| Request |
Please collect every line in the listing below that contains the string "icon".

| Supplied material |

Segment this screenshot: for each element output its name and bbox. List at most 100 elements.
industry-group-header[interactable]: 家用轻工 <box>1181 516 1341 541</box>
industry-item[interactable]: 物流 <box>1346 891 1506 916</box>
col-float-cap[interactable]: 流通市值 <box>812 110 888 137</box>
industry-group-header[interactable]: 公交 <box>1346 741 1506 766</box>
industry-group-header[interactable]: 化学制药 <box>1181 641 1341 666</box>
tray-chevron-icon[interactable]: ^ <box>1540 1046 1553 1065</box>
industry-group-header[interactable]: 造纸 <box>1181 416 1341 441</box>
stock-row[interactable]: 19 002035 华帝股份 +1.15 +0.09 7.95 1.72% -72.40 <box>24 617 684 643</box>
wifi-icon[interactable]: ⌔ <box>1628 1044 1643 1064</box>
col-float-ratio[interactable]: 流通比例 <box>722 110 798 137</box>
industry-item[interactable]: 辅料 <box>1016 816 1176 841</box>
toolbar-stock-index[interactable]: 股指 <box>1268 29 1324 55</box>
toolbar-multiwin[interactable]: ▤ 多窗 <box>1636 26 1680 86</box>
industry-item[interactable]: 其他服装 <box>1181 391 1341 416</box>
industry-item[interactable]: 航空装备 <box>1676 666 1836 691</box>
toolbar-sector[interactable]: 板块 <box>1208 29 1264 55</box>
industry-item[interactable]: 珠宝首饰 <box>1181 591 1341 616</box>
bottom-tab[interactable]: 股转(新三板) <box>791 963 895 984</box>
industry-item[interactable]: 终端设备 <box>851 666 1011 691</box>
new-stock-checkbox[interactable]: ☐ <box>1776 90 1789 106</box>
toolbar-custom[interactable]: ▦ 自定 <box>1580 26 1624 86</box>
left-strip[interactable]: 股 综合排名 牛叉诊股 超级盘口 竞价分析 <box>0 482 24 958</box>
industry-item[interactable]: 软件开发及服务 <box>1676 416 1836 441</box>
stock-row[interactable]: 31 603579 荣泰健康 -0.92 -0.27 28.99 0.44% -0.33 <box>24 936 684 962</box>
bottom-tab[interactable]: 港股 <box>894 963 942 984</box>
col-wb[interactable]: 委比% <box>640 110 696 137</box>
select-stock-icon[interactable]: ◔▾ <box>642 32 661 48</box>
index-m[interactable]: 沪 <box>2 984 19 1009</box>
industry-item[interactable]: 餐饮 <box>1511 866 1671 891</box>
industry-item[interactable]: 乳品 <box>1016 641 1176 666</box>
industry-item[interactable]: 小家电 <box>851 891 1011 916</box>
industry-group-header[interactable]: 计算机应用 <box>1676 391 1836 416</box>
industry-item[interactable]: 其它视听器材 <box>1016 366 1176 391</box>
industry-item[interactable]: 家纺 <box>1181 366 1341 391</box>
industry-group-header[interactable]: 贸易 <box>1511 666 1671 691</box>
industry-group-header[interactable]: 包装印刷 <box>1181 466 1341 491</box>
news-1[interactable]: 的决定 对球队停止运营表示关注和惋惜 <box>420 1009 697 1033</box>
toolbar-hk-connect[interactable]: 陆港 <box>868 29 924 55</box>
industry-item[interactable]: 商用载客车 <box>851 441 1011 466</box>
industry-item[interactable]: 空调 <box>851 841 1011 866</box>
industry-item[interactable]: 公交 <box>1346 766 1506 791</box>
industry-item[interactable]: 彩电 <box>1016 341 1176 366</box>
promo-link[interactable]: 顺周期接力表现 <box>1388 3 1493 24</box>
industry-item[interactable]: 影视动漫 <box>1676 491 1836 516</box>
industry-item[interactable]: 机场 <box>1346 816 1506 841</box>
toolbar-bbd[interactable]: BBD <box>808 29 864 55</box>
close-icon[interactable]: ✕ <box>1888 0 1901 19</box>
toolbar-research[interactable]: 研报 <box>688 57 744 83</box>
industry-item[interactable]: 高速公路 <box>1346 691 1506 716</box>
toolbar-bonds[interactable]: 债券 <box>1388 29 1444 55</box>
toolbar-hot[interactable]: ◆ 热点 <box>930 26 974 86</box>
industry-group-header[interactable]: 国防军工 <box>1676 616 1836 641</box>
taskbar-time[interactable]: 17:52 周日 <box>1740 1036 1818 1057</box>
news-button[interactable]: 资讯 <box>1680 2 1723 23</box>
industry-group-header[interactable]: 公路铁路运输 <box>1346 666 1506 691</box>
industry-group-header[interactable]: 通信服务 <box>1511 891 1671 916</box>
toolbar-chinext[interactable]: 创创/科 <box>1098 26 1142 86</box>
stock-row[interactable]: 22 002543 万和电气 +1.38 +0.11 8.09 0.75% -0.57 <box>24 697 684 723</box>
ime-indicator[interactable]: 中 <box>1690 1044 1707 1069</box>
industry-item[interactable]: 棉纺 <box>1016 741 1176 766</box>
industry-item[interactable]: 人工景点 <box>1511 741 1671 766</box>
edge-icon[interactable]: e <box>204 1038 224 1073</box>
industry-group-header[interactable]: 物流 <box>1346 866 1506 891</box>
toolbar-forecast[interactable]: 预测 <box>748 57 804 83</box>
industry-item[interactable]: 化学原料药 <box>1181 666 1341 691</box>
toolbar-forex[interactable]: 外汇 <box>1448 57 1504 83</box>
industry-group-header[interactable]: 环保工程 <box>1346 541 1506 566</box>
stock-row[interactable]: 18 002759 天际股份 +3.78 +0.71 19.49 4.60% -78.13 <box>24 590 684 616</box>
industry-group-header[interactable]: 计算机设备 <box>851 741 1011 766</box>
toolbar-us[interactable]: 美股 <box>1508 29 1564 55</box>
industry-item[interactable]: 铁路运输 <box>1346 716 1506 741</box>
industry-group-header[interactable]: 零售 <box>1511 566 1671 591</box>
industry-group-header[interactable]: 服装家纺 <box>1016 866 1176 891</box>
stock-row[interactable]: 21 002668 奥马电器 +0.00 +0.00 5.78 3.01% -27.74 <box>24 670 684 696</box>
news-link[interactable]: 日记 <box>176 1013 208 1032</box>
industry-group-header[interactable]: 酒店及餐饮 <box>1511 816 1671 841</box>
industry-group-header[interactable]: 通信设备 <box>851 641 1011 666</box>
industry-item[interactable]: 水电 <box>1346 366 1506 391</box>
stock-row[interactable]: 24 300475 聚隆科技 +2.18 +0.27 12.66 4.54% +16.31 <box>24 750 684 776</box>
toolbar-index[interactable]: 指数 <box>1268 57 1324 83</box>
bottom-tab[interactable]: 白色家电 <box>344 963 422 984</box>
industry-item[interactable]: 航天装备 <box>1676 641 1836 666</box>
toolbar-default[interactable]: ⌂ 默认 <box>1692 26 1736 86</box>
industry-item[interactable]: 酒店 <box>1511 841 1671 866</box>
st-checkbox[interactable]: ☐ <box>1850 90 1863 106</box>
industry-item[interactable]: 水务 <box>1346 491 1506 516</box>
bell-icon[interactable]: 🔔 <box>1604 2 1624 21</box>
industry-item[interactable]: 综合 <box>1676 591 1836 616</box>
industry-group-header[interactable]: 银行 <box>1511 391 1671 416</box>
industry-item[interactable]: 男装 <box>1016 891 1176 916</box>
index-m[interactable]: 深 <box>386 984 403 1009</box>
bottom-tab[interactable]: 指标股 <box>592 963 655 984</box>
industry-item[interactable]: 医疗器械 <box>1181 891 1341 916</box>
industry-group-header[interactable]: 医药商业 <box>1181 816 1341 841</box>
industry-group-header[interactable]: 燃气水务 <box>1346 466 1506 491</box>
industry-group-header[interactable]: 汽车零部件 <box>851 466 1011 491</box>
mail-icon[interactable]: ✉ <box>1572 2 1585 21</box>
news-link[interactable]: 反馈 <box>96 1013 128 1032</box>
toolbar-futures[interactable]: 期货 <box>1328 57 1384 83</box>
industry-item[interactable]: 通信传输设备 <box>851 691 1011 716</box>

| Final result |
tray-chevron-icon[interactable]: ^ <box>1540 1046 1553 1065</box>
wifi-icon[interactable]: ⌔ <box>1628 1044 1643 1064</box>
select-stock-icon[interactable]: ◔▾ <box>642 32 661 48</box>
close-icon[interactable]: ✕ <box>1888 0 1901 19</box>
edge-icon[interactable]: e <box>204 1038 224 1073</box>
bell-icon[interactable]: 🔔 <box>1604 2 1624 21</box>
mail-icon[interactable]: ✉ <box>1572 2 1585 21</box>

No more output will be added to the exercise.